Reproduce the listing below character for character; drop every image.

►

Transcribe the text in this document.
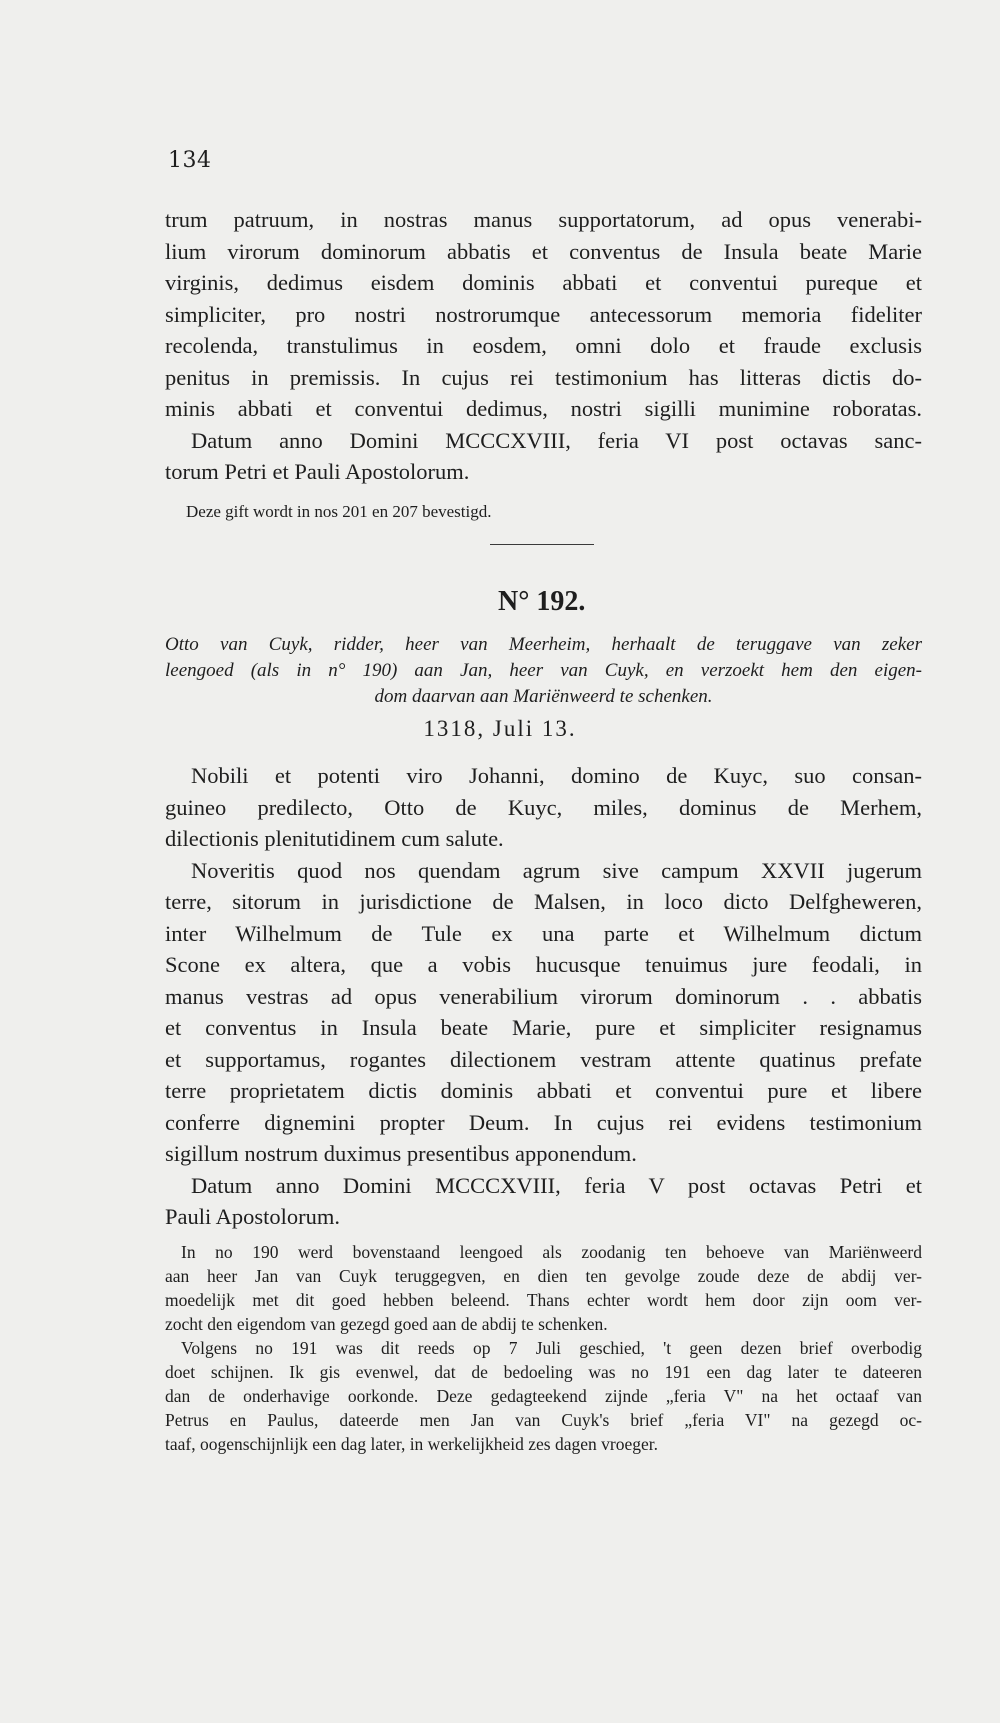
134
trum patruum, in nostras manus supportatorum, ad opus venerabi-
lium virorum dominorum abbatis et conventus de Insula beate Marie
virginis, dedimus eisdem dominis abbati et conventui pureque et
simpliciter, pro nostri nostrorumque antecessorum memoria fideliter
recolenda, transtulimus in eosdem, omni dolo et fraude exclusis
penitus in premissis. In cujus rei testimonium has litteras dictis do-
minis abbati et conventui dedimus, nostri sigilli munimine roboratas.
Datum anno Domini MCCCXVIII, feria VI post octavas sanc-
torum Petri et Pauli Apostolorum.
Deze gift wordt in nos 201 en 207 bevestigd.
N° 192.
Otto van Cuyk, ridder, heer van Meerheim, herhaalt de teruggave van zeker
leengoed (als in n° 190) aan Jan, heer van Cuyk, en verzoekt hem den eigen-
dom daarvan aan Mariënweerd te schenken.
1318, Juli 13.
Nobili et potenti viro Johanni, domino de Kuyc, suo consan-
guineo predilecto, Otto de Kuyc, miles, dominus de Merhem,
dilectionis plenitutidinem cum salute.
Noveritis quod nos quendam agrum sive campum XXVII jugerum
terre, sitorum in jurisdictione de Malsen, in loco dicto Delfgheweren,
inter Wilhelmum de Tule ex una parte et Wilhelmum dictum
Scone ex altera, que a vobis hucusque tenuimus jure feodali, in
manus vestras ad opus venerabilium virorum dominorum . . abbatis
et conventus in Insula beate Marie, pure et simpliciter resignamus
et supportamus, rogantes dilectionem vestram attente quatinus prefate
terre proprietatem dictis dominis abbati et conventui pure et libere
conferre dignemini propter Deum. In cujus rei evidens testimonium
sigillum nostrum duximus presentibus apponendum.
Datum anno Domini MCCCXVIII, feria V post octavas Petri et
Pauli Apostolorum.
In no 190 werd bovenstaand leengoed als zoodanig ten behoeve van Mariënweerd
aan heer Jan van Cuyk teruggegven, en dien ten gevolge zoude deze de abdij ver-
moedelijk met dit goed hebben beleend. Thans echter wordt hem door zijn oom ver-
zocht den eigendom van gezegd goed aan de abdij te schenken.
Volgens no 191 was dit reeds op 7 Juli geschied, 't geen dezen brief overbodig
doet schijnen. Ik gis evenwel, dat de bedoeling was no 191 een dag later te dateeren
dan de onderhavige oorkonde. Deze gedagteekend zijnde „feria V" na het octaaf van
Petrus en Paulus, dateerde men Jan van Cuyk's brief „feria VI" na gezegd oc-
taaf, oogenschijnlijk een dag later, in werkelijkheid zes dagen vroeger.
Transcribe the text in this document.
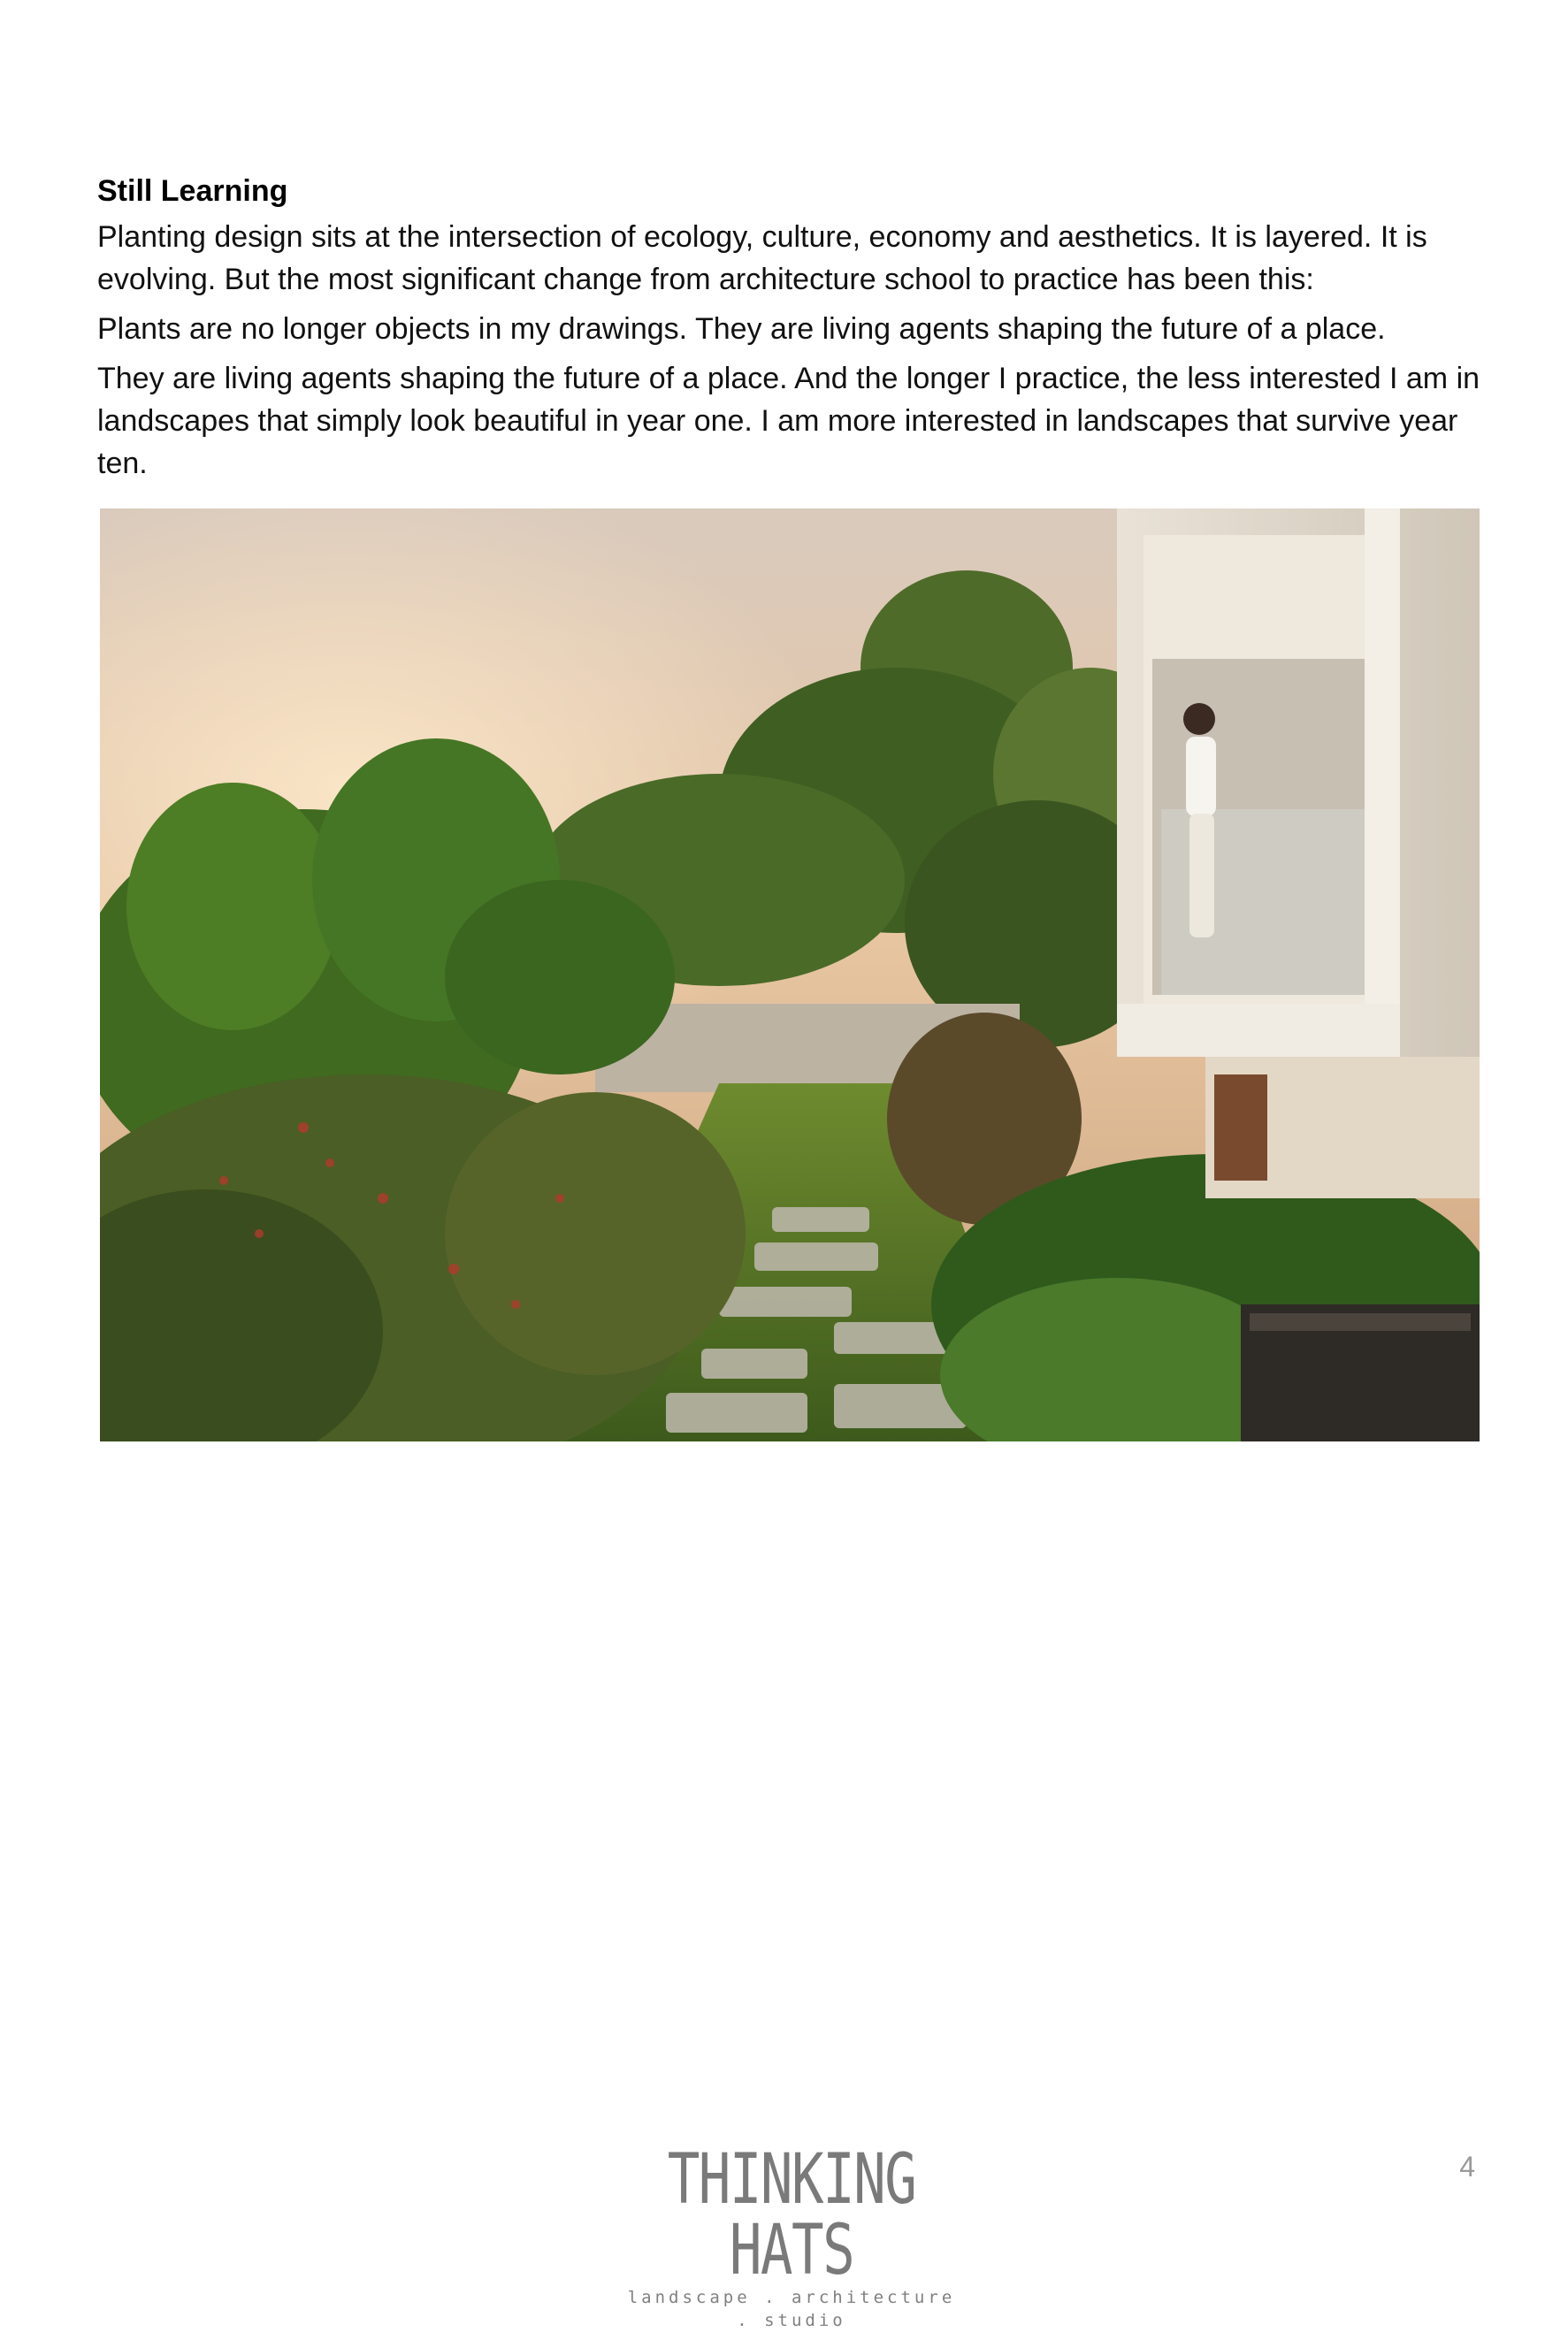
Still Learning

Planting design sits at the intersection of ecology, culture, economy and aesthetics. It is layered. It is evolving. But the most significant change from architecture school to practice has been this:

Plants are no longer objects in my drawings. They are living agents shaping the future of a place.

They are living agents shaping the future of a place. And the longer I practice, the less interested I am in landscapes that simply look beautiful in year one. I am more interested in landscapes that survive year ten.

THINKING HATS
landscape . architecture . studio
4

◄

> [COMPLETE OUTPUT]:
Transcribe the text in this document.
134
trum patruum, in nostras manus supportatorum, ad opus venerabi-
lium virorum dominorum abbatis et conventus de Insula beate Marie
virginis, dedimus eisdem dominis abbati et conventui pureque et
simpliciter, pro nostri nostrorumque antecessorum memoria fideliter
recolenda, transtulimus in eosdem, omni dolo et fraude exclusis
penitus in premissis. In cujus rei testimonium has litteras dictis do-
minis abbati et conventui dedimus, nostri sigilli munimine roboratas.
Datum anno Domini MCCCXVIII, feria VI post octavas sanc-
torum Petri et Pauli Apostolorum.
Deze gift wordt in nos 201 en 207 bevestigd.
N° 192.
Otto van Cuyk, ridder, heer van Meerheim, herhaalt de teruggave van zeker
leengoed (als in n° 190) aan Jan, heer van Cuyk, en verzoekt hem den eigen-
dom daarvan aan Mariënweerd te schenken.
1318, Juli 13.
Nobili et potenti viro Johanni, domino de Kuyc, suo consan-
guineo predilecto, Otto de Kuyc, miles, dominus de Merhem,
dilectionis plenitutidinem cum salute.
Noveritis quod nos quendam agrum sive campum XXVII jugerum
terre, sitorum in jurisdictione de Malsen, in loco dicto Delfgheweren,
inter Wilhelmum de Tule ex una parte et Wilhelmum dictum
Scone ex altera, que a vobis hucusque tenuimus jure feodali, in
manus vestras ad opus venerabilium virorum dominorum . . abbatis
et conventus in Insula beate Marie, pure et simpliciter resignamus
et supportamus, rogantes dilectionem vestram attente quatinus prefate
terre proprietatem dictis dominis abbati et conventui pure et libere
conferre dignemini propter Deum. In cujus rei evidens testimonium
sigillum nostrum duximus presentibus apponendum.
Datum anno Domini MCCCXVIII, feria V post octavas Petri et
Pauli Apostolorum.
In no 190 werd bovenstaand leengoed als zoodanig ten behoeve van Mariënweerd
aan heer Jan van Cuyk teruggegven, en dien ten gevolge zoude deze de abdij ver-
moedelijk met dit goed hebben beleend. Thans echter wordt hem door zijn oom ver-
zocht den eigendom van gezegd goed aan de abdij te schenken.
Volgens no 191 was dit reeds op 7 Juli geschied, 't geen dezen brief overbodig
doet schijnen. Ik gis evenwel, dat de bedoeling was no 191 een dag later te dateeren
dan de onderhavige oorkonde. Deze gedagteekend zijnde „feria V" na het octaaf van
Petrus en Paulus, dateerde men Jan van Cuyk's brief „feria VI" na gezegd oc-
taaf, oogenschijnlijk een dag later, in werkelijkheid zes dagen vroeger.
Transcribe the text in this document.
Still Learning

Planting design sits at the intersection of ecology, culture, economy and aesthetics. It is layered. It is evolving. But the most significant change from architecture school to practice has been this:

Plants are no longer objects in my drawings. They are living agents shaping the future of a place.

They are living agents shaping the future of a place. And the longer I practice, the less interested I am in landscapes that simply look beautiful in year one. I am more interested in landscapes that survive year ten.

THINKING HATS
landscape . architecture . studio
4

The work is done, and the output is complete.